◆ **Task requirements**
Repeat each record exactly. Any picture gets left out.

START Excerpted records

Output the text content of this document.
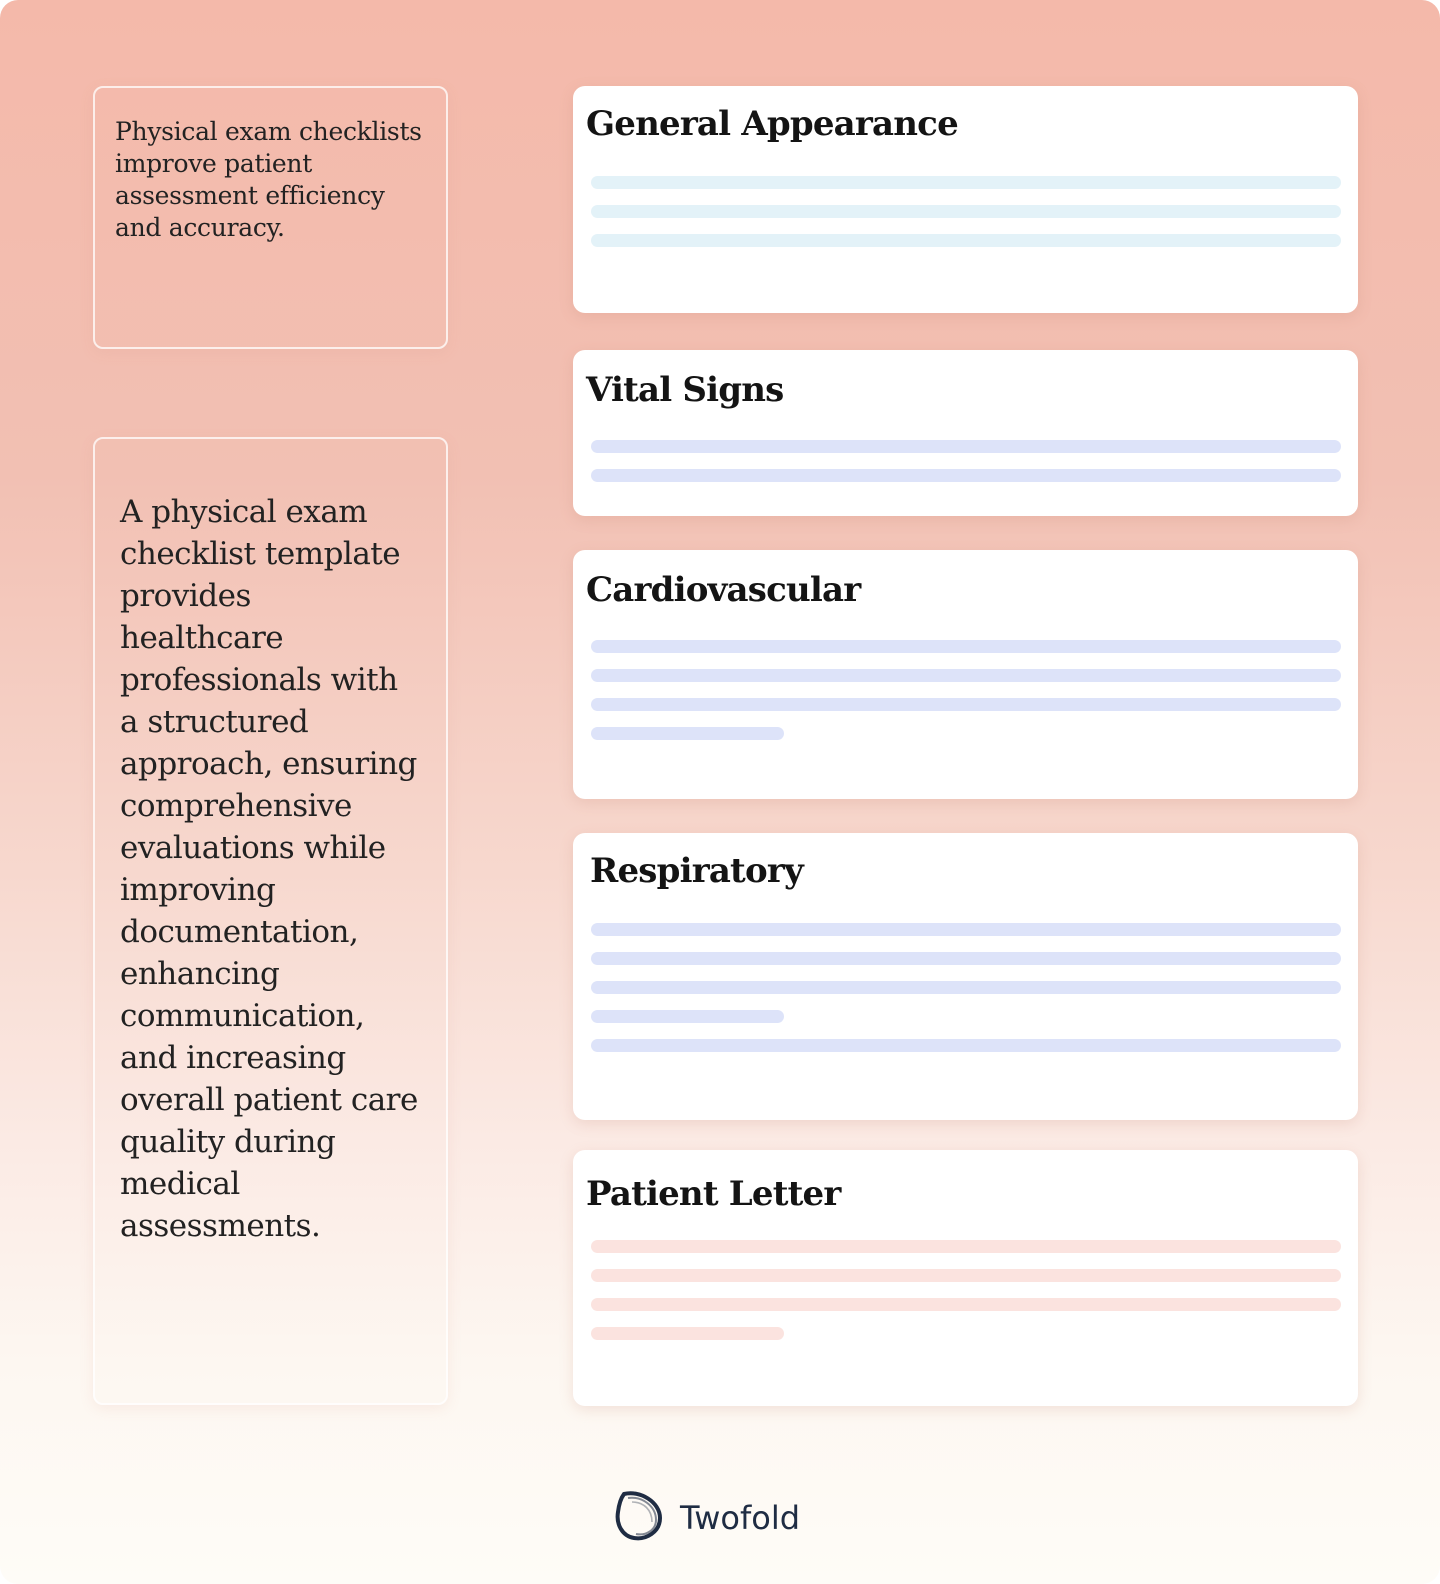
Physical exam checklists improve patient assessment efficiency and accuracy.
A physical exam checklist template provides healthcare professionals with a structured approach, ensuring comprehensive evaluations while improving documentation, enhancing communication, and increasing overall patient care quality during medical assessments.
General Appearance
Vital Signs
Cardiovascular
Respiratory
Patient Letter
Twofold
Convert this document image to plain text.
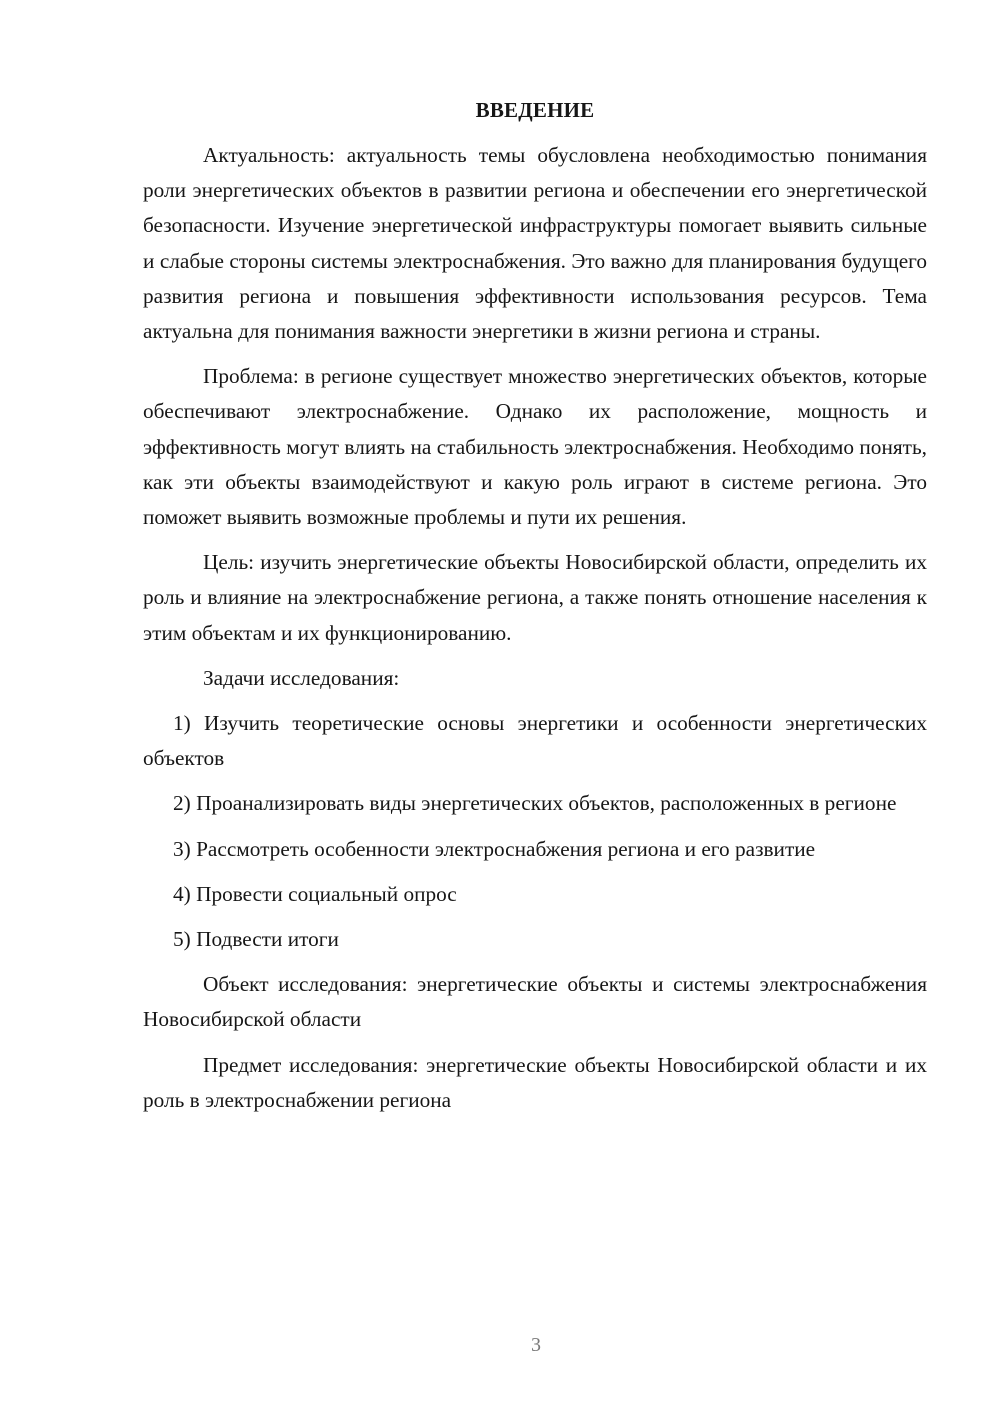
ВВЕДЕНИЕ

Актуальность: актуальность темы обусловлена необходимостью понимания роли энергетических объектов в развитии региона и обеспечении его энергетической безопасности. Изучение энергетической инфраструктуры помогает выявить сильные и слабые стороны системы электроснабжения. Это важно для планирования будущего развития региона и повышения эффективности использования ресурсов. Тема актуальна для понимания важности энергетики в жизни региона и страны.

Проблема: в регионе существует множество энергетических объектов, которые обеспечивают электроснабжение. Однако их расположение, мощность и эффективность могут влиять на стабильность электроснабжения. Необходимо понять, как эти объекты взаимодействуют и какую роль играют в системе региона. Это поможет выявить возможные проблемы и пути их решения.

Цель: изучить энергетические объекты Новосибирской области, определить их роль и влияние на электроснабжение региона, а также понять отношение населения к этим объектам и их функционированию.

Задачи исследования:

1) Изучить теоретические основы энергетики и особенности энергетических объектов

2) Проанализировать виды энергетических объектов, расположенных в регионе

3) Рассмотреть особенности электроснабжения региона и его развитие

4) Провести социальный опрос

5) Подвести итоги

Объект исследования: энергетические объекты и системы электроснабжения Новосибирской области

Предмет исследования: энергетические объекты Новосибирской области и их роль в электроснабжении региона

3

END Excerpted records

◆ **Complete output**
Output the text content of this document.
Physical exam checklists improve patient assessment efficiency and accuracy.
A physical exam checklist template provides healthcare professionals with a structured approach, ensuring comprehensive evaluations while improving documentation, enhancing communication, and increasing overall patient care quality during medical assessments.
General Appearance
Vital Signs
Cardiovascular
Respiratory
Patient Letter
Twofold
Convert this document image to plain text.
ВВЕДЕНИЕ

Актуальность: актуальность темы обусловлена необходимостью понимания роли энергетических объектов в развитии региона и обеспечении его энергетической безопасности. Изучение энергетической инфраструктуры помогает выявить сильные и слабые стороны системы электроснабжения. Это важно для планирования будущего развития региона и повышения эффективности использования ресурсов. Тема актуальна для понимания важности энергетики в жизни региона и страны.

Проблема: в регионе существует множество энергетических объектов, которые обеспечивают электроснабжение. Однако их расположение, мощность и эффективность могут влиять на стабильность электроснабжения. Необходимо понять, как эти объекты взаимодействуют и какую роль играют в системе региона. Это поможет выявить возможные проблемы и пути их решения.

Цель: изучить энергетические объекты Новосибирской области, определить их роль и влияние на электроснабжение региона, а также понять отношение населения к этим объектам и их функционированию.

Задачи исследования:

1) Изучить теоретические основы энергетики и особенности энергетических объектов

2) Проанализировать виды энергетических объектов, расположенных в регионе

3) Рассмотреть особенности электроснабжения региона и его развитие

4) Провести социальный опрос

5) Подвести итоги

Объект исследования: энергетические объекты и системы электроснабжения Новосибирской области

Предмет исследования: энергетические объекты Новосибирской области и их роль в электроснабжении региона

3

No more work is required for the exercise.